* _DATA SUPPLIED_:

⁂

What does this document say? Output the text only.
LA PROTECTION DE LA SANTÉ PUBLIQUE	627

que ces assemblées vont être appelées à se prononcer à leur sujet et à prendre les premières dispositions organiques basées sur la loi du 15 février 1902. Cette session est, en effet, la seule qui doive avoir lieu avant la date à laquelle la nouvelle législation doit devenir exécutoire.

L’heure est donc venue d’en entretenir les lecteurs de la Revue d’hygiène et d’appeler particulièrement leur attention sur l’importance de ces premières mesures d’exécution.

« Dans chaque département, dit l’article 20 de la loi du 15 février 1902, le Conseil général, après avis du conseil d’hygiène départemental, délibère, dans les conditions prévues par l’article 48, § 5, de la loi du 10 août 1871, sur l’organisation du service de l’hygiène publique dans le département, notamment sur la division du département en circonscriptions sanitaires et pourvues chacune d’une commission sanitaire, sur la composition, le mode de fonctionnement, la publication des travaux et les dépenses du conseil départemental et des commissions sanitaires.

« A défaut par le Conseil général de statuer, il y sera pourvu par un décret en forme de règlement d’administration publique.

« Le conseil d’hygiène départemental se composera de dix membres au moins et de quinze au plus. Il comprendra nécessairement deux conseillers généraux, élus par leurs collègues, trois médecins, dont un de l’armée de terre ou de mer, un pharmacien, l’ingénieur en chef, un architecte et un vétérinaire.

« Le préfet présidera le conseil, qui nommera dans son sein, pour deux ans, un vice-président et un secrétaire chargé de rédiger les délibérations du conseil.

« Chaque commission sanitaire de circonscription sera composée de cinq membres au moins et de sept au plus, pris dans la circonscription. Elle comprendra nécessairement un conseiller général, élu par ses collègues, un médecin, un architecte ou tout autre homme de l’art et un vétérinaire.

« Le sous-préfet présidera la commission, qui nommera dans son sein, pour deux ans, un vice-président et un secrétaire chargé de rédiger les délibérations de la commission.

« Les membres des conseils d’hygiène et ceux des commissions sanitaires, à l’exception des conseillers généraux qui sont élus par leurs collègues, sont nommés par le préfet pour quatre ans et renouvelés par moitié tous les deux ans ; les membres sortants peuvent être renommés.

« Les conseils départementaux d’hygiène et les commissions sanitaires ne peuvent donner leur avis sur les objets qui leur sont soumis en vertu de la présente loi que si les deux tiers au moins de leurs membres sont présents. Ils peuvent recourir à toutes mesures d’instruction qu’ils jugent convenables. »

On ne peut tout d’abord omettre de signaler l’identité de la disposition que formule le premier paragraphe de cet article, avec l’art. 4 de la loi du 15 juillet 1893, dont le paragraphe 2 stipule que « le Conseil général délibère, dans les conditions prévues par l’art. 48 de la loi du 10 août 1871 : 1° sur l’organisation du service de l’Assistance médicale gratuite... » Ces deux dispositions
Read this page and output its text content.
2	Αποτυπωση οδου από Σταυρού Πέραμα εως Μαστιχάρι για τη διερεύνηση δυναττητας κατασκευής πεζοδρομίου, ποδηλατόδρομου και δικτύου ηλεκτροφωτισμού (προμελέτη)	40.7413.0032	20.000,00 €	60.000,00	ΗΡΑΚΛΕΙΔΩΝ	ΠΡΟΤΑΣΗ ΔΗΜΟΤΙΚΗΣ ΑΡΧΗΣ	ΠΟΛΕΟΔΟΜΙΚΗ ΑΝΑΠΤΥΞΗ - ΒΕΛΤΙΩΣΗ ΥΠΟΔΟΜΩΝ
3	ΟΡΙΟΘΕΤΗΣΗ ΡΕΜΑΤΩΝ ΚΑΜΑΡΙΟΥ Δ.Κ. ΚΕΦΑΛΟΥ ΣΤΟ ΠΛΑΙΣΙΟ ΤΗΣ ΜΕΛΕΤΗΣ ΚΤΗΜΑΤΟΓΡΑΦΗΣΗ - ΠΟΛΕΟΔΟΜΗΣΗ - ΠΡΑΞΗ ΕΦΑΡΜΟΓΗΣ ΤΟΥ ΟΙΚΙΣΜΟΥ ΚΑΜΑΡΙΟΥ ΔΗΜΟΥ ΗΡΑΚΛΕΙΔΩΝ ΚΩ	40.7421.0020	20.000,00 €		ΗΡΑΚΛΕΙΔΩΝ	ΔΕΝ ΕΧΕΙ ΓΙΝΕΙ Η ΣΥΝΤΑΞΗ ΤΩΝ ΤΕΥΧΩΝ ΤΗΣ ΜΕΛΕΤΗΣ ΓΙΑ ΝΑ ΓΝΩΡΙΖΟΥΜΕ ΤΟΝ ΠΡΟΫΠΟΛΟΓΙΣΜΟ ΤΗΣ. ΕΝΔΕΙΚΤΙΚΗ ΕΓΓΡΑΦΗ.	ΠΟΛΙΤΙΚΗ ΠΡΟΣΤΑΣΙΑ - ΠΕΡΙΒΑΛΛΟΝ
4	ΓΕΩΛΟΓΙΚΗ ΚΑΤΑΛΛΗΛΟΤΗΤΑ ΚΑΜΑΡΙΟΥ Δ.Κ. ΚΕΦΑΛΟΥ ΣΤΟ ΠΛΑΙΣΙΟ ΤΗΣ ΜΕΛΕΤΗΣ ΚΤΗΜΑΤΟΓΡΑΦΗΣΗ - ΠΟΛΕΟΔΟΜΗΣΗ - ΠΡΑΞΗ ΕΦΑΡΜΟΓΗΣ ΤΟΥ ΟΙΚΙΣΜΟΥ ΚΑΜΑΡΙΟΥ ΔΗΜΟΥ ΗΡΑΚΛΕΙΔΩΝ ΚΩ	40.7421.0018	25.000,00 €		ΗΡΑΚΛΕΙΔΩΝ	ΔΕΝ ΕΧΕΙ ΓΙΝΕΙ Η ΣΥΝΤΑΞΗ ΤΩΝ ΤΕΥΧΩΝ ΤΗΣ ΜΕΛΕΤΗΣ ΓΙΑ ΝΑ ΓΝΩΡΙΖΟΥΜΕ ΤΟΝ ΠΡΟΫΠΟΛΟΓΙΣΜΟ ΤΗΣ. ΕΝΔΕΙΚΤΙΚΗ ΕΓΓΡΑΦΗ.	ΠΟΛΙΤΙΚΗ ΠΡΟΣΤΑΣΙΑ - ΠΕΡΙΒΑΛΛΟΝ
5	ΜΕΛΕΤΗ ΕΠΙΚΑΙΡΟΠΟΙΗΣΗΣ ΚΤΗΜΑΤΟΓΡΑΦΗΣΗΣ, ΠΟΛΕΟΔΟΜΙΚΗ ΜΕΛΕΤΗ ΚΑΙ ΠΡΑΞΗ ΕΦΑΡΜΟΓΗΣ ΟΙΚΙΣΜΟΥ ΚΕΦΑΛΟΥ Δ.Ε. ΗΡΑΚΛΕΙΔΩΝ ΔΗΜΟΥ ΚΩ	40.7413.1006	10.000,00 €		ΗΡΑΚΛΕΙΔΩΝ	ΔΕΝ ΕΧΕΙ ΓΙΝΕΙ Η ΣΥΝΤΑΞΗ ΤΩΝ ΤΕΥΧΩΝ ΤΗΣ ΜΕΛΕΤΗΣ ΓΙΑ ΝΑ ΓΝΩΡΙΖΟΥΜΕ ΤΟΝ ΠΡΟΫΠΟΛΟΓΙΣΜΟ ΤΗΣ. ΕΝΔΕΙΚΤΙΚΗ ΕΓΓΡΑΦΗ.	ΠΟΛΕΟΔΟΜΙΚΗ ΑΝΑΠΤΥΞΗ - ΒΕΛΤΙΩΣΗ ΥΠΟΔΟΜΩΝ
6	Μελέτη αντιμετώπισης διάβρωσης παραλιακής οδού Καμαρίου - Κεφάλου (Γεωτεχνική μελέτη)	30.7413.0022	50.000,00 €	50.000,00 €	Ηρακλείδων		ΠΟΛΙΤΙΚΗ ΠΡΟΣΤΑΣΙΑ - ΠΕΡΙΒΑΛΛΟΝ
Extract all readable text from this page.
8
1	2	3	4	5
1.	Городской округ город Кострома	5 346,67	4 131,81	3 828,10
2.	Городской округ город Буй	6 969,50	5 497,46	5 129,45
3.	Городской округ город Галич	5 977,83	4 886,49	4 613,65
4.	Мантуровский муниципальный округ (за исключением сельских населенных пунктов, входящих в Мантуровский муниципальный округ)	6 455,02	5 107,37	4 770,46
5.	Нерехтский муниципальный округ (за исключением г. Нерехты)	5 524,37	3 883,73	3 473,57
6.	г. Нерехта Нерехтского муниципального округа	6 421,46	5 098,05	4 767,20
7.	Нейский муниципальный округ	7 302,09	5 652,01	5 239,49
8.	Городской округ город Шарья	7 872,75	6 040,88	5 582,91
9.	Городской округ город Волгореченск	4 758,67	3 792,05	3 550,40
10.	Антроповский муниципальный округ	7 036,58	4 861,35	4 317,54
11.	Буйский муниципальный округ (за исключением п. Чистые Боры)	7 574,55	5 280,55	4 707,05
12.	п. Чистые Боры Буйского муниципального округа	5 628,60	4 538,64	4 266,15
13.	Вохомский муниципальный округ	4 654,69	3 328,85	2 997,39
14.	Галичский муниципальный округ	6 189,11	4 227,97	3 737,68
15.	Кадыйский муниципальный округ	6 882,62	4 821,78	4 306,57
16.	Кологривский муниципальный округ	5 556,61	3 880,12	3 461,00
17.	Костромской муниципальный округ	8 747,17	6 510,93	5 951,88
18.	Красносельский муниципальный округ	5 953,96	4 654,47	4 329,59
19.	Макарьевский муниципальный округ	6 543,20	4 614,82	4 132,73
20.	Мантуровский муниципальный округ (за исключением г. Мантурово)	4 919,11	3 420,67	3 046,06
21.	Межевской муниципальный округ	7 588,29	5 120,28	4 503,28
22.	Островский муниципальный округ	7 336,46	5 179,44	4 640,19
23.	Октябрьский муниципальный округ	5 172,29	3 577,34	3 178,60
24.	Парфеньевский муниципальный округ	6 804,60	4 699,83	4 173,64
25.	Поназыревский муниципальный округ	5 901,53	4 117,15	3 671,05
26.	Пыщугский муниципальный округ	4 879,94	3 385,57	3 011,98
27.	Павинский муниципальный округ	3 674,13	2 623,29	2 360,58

⁂

* _TASK DETAILS_: Go through the listing above and report how many of its lines contain the word "Боры", with only the number as output.

* _EXERCISE RESPONSE_: 2